:: Exercise aim ::
Each line holding the word "Looked" counts once; give the total and nothing more.

-- start of Input for this task --

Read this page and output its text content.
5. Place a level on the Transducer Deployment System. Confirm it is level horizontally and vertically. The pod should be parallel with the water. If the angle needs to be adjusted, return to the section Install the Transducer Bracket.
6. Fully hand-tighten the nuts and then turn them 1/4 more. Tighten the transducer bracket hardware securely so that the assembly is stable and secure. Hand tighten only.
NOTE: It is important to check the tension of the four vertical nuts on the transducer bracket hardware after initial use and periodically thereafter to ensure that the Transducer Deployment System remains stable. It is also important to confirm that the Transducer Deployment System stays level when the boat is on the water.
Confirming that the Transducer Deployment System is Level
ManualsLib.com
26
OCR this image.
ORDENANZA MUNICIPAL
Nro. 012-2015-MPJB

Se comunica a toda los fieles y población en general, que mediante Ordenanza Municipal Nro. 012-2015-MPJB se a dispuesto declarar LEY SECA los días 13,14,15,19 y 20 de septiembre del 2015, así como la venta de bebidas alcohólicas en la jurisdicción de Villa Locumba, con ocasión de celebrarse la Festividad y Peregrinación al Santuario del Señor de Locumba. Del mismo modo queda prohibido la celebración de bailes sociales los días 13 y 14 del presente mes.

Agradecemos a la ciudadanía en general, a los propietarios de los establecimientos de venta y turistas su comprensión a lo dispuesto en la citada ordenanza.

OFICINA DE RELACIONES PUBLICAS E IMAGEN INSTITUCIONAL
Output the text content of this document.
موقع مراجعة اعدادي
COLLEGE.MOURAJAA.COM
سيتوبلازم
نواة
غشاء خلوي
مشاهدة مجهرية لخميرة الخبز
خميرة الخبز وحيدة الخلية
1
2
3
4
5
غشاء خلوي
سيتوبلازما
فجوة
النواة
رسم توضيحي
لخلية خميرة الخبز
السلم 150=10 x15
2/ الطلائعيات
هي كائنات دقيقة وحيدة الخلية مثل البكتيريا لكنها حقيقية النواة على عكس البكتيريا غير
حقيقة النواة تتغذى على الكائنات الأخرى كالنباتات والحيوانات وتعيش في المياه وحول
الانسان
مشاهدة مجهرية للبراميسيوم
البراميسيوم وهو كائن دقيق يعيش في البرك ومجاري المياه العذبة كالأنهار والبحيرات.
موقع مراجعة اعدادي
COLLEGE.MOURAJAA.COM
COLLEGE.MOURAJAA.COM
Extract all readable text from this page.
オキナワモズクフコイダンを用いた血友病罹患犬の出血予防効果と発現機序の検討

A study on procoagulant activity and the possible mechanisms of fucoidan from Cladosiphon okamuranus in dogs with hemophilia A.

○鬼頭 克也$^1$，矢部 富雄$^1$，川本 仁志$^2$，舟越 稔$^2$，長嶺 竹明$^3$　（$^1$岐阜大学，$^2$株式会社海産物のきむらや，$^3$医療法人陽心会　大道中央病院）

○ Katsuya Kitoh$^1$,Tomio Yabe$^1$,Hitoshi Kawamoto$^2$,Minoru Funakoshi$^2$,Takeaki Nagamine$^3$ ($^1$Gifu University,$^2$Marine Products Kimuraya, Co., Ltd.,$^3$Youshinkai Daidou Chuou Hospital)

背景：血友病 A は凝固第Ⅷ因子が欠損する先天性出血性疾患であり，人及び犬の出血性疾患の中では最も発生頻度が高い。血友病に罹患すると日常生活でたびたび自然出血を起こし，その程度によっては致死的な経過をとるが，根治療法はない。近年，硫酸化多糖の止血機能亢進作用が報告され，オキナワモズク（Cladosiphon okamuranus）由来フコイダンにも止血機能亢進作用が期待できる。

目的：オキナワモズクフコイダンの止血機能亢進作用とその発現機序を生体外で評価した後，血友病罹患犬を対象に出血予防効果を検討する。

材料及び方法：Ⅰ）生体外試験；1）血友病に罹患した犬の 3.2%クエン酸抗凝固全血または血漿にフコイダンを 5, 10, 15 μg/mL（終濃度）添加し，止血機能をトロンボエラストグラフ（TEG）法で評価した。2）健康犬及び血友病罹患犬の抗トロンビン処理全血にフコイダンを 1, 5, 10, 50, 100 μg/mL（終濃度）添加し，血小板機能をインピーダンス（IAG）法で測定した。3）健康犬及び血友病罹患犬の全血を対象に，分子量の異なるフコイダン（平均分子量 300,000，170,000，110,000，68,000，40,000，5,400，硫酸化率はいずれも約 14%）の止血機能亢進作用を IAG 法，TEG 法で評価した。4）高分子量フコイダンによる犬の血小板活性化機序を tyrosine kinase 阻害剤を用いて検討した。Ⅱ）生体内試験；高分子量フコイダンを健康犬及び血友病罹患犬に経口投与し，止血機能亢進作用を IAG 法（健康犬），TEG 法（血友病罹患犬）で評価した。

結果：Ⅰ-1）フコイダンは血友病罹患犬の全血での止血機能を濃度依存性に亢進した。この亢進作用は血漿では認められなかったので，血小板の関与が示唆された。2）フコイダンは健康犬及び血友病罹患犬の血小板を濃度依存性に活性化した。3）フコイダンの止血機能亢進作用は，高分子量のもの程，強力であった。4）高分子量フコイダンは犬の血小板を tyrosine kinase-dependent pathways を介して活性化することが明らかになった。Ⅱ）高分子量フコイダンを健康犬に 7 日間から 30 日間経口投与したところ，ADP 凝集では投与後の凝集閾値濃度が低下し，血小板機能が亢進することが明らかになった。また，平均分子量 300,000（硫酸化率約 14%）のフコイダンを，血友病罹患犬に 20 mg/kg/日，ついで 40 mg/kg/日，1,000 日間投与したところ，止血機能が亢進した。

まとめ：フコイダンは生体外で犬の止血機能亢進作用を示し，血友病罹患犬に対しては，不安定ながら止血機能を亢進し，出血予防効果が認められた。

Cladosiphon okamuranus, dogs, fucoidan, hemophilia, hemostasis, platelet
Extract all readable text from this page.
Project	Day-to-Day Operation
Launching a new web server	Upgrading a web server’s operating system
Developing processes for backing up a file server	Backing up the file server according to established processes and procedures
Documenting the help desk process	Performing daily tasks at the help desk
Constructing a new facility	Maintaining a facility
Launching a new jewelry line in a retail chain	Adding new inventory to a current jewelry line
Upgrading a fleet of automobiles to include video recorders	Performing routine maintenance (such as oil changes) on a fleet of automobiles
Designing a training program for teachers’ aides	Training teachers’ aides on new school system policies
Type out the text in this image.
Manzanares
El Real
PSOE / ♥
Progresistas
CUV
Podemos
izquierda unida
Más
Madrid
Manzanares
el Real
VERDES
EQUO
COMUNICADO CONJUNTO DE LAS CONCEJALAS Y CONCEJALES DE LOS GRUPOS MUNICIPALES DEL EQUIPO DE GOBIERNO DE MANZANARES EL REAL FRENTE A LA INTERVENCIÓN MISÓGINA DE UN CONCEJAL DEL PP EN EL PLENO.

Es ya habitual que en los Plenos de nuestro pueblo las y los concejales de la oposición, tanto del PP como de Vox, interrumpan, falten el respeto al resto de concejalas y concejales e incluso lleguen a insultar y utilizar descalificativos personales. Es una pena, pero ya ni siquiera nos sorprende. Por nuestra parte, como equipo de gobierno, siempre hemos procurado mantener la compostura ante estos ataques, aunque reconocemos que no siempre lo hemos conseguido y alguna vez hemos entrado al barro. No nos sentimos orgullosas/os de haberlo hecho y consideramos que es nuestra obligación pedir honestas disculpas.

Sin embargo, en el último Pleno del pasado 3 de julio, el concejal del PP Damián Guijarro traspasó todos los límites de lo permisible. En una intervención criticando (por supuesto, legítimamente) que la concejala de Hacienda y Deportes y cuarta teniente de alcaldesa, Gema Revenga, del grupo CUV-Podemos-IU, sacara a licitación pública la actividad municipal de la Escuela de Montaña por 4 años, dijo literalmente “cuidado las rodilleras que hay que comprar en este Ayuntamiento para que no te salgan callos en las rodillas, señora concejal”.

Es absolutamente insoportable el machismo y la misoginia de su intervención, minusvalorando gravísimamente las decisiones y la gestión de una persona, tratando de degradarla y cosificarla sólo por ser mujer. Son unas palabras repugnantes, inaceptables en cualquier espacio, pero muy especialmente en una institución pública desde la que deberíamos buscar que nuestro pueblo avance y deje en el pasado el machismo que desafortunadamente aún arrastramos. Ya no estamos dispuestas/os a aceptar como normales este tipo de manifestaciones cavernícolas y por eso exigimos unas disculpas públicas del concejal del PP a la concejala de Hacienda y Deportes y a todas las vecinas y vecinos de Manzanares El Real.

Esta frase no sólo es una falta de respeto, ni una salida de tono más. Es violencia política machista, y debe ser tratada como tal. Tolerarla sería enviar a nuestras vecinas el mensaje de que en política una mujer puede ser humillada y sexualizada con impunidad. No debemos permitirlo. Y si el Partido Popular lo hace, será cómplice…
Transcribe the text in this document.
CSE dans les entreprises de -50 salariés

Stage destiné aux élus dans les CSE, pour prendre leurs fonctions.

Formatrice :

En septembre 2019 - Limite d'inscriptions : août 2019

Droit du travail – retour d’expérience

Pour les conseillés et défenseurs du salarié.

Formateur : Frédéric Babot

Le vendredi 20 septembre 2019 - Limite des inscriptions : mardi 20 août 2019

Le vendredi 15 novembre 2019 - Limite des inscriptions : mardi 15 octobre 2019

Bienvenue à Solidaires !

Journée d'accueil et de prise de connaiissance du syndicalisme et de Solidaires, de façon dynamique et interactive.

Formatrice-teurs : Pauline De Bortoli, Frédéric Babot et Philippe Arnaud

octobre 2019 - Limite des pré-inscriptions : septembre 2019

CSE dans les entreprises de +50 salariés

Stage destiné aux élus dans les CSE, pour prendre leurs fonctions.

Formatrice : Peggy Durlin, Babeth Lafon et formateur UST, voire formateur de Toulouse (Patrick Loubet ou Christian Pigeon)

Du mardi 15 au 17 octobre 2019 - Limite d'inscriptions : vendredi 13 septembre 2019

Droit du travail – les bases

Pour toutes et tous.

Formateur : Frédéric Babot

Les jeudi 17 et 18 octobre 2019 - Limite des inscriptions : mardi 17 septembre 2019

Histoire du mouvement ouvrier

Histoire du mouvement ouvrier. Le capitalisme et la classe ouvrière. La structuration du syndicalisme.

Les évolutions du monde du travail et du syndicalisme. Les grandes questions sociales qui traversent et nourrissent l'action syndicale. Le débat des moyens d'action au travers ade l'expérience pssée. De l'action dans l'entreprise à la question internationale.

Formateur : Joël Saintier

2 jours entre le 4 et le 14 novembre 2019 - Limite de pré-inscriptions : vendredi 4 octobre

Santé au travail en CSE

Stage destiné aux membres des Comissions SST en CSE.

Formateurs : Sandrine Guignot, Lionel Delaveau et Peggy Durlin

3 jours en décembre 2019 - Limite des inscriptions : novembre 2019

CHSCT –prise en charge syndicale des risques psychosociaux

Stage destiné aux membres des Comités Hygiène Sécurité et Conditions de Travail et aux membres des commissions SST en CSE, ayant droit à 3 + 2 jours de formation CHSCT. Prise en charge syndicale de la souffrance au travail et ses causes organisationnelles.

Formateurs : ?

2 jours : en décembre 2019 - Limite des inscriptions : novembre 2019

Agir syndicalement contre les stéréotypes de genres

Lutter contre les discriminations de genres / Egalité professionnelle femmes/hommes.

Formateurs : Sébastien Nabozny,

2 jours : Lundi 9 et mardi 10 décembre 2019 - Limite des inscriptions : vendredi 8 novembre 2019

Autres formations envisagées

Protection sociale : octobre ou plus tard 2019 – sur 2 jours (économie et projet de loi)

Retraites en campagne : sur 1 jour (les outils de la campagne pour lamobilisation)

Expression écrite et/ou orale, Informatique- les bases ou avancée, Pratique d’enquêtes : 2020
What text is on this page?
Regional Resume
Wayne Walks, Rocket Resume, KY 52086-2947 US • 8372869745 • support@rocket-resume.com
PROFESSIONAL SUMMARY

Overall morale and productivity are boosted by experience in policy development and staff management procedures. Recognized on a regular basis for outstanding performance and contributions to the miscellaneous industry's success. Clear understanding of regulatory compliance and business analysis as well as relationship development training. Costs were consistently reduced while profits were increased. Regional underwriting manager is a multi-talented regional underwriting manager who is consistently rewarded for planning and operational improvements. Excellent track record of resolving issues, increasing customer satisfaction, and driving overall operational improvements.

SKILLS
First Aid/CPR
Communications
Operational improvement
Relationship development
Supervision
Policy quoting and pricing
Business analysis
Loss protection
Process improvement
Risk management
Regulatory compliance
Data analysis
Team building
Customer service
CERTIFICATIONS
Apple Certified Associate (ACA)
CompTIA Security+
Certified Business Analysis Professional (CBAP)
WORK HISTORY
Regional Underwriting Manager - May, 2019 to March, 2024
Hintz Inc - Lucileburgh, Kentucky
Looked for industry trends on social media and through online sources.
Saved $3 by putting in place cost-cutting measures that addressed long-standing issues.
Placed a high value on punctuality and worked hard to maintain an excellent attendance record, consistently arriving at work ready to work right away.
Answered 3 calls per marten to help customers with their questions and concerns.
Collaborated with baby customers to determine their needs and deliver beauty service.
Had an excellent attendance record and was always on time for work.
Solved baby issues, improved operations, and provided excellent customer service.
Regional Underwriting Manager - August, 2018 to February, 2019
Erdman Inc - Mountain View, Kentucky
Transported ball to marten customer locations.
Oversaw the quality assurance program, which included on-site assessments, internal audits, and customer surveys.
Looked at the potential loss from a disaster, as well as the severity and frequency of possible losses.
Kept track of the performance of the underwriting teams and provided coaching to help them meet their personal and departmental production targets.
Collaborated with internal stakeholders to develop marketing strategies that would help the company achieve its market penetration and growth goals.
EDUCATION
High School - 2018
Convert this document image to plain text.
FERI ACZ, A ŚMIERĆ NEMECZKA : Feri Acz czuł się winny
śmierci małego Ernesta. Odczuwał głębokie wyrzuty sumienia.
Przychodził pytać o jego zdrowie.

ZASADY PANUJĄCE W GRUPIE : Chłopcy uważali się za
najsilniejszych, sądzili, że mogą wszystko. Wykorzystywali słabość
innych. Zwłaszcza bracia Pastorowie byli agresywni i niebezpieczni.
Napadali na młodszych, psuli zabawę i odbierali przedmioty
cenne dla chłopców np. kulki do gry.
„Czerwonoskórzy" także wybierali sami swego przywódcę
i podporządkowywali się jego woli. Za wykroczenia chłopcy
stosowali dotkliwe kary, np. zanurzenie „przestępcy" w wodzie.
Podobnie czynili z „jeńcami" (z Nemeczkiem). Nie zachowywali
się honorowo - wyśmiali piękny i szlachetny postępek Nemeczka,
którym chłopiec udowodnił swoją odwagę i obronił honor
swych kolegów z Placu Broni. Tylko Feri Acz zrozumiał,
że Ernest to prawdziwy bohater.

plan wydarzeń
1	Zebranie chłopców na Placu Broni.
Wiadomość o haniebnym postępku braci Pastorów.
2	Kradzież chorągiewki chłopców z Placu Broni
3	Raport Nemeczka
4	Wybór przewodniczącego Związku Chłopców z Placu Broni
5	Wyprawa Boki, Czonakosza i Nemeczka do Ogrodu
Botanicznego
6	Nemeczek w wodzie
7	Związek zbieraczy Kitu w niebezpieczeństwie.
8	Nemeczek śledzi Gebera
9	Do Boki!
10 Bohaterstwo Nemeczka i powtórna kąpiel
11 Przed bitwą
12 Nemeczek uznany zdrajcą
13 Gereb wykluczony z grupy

-- end of Input for this task --

:: Correct response ::
2